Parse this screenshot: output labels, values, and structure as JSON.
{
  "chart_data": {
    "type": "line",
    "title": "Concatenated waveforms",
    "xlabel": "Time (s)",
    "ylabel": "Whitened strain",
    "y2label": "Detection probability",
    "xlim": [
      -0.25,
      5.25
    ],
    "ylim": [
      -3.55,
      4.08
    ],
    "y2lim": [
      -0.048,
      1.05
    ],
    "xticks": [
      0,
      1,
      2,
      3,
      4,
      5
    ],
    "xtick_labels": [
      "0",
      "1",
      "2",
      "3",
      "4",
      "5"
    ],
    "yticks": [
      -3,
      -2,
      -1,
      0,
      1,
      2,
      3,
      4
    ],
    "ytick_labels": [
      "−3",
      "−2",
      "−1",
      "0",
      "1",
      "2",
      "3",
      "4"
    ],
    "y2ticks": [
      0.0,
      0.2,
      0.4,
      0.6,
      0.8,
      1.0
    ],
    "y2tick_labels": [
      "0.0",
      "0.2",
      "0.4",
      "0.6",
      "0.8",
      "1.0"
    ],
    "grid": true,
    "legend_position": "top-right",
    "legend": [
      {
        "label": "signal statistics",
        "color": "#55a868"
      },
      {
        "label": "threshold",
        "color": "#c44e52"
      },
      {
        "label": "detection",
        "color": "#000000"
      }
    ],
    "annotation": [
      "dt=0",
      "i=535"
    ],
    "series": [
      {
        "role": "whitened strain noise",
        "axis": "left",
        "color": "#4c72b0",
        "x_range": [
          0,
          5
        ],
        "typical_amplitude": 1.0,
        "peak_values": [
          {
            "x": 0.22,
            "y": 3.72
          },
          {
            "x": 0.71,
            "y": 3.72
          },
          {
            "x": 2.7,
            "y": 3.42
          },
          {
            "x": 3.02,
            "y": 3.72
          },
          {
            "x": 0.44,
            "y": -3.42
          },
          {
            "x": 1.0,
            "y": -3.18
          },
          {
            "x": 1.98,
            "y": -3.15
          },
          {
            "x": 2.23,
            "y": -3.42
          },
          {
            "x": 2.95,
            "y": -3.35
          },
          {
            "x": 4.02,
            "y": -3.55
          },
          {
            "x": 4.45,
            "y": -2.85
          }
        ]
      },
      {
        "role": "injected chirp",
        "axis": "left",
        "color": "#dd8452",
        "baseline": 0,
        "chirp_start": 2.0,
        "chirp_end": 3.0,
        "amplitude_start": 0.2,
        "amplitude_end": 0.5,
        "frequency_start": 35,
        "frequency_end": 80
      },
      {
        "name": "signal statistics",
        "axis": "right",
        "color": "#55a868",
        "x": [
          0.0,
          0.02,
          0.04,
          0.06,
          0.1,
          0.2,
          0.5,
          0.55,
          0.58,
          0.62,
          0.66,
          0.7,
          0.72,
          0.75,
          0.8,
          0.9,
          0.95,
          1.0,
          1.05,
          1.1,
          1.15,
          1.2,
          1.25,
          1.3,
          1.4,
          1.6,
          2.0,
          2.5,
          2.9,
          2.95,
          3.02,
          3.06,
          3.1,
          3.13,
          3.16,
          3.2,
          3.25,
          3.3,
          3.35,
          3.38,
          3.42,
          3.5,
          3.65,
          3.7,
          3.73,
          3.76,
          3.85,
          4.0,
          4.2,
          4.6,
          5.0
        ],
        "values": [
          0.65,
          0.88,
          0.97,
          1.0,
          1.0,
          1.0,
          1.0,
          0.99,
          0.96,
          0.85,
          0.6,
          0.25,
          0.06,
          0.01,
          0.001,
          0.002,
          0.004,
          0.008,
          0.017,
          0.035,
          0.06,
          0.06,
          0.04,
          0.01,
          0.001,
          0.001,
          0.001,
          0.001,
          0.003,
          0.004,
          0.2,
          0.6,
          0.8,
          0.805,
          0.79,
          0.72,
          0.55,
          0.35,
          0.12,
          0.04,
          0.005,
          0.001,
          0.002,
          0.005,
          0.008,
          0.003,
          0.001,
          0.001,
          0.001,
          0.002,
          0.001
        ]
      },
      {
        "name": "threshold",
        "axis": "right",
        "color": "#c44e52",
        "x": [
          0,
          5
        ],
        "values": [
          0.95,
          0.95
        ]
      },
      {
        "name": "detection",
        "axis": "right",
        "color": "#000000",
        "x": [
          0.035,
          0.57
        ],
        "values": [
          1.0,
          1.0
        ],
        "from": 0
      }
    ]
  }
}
_____
Give only the number of lines in the data that include the string "statistics".

2